** start **

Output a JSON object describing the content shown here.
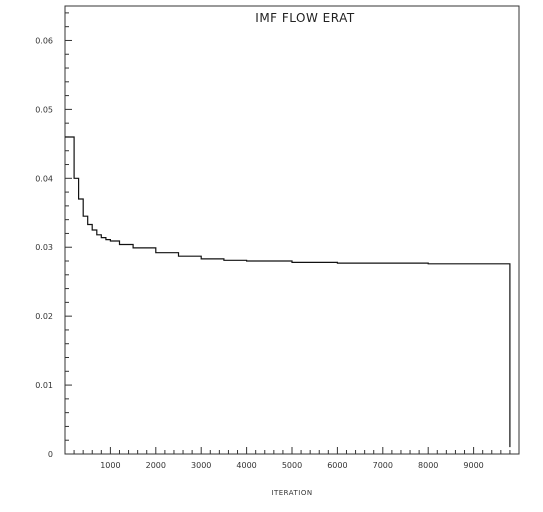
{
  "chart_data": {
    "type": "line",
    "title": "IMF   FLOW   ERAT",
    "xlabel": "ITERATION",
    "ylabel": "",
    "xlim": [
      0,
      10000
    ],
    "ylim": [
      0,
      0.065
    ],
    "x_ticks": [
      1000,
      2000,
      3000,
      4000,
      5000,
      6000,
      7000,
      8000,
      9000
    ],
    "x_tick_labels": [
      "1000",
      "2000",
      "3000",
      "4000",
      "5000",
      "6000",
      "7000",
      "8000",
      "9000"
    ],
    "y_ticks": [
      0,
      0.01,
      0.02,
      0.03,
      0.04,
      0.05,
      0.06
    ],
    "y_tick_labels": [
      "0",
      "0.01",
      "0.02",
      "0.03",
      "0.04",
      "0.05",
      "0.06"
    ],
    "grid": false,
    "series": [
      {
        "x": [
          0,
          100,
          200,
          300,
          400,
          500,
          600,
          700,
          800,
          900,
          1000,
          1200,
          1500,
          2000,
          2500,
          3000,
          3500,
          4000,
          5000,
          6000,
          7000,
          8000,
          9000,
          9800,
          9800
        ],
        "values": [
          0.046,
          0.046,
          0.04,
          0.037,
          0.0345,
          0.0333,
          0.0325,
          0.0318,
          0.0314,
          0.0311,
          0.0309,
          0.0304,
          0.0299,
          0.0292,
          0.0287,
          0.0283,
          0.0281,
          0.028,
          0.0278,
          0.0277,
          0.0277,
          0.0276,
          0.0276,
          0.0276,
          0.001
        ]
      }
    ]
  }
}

** end **

### Exercise objective
Output the entries above exactly. Drop the pictures.

### Written answer
Output a JSON object describing the content shown here.
{
  "chart_data": {
    "type": "line",
    "title": "IMF   FLOW   ERAT",
    "xlabel": "ITERATION",
    "ylabel": "",
    "xlim": [
      0,
      10000
    ],
    "ylim": [
      0,
      0.065
    ],
    "x_ticks": [
      1000,
      2000,
      3000,
      4000,
      5000,
      6000,
      7000,
      8000,
      9000
    ],
    "x_tick_labels": [
      "1000",
      "2000",
      "3000",
      "4000",
      "5000",
      "6000",
      "7000",
      "8000",
      "9000"
    ],
    "y_ticks": [
      0,
      0.01,
      0.02,
      0.03,
      0.04,
      0.05,
      0.06
    ],
    "y_tick_labels": [
      "0",
      "0.01",
      "0.02",
      "0.03",
      "0.04",
      "0.05",
      "0.06"
    ],
    "grid": false,
    "series": [
      {
        "x": [
          0,
          100,
          200,
          300,
          400,
          500,
          600,
          700,
          800,
          900,
          1000,
          1200,
          1500,
          2000,
          2500,
          3000,
          3500,
          4000,
          5000,
          6000,
          7000,
          8000,
          9000,
          9800,
          9800
        ],
        "values": [
          0.046,
          0.046,
          0.04,
          0.037,
          0.0345,
          0.0333,
          0.0325,
          0.0318,
          0.0314,
          0.0311,
          0.0309,
          0.0304,
          0.0299,
          0.0292,
          0.0287,
          0.0283,
          0.0281,
          0.028,
          0.0278,
          0.0277,
          0.0277,
          0.0276,
          0.0276,
          0.0276,
          0.001
        ]
      }
    ]
  }
}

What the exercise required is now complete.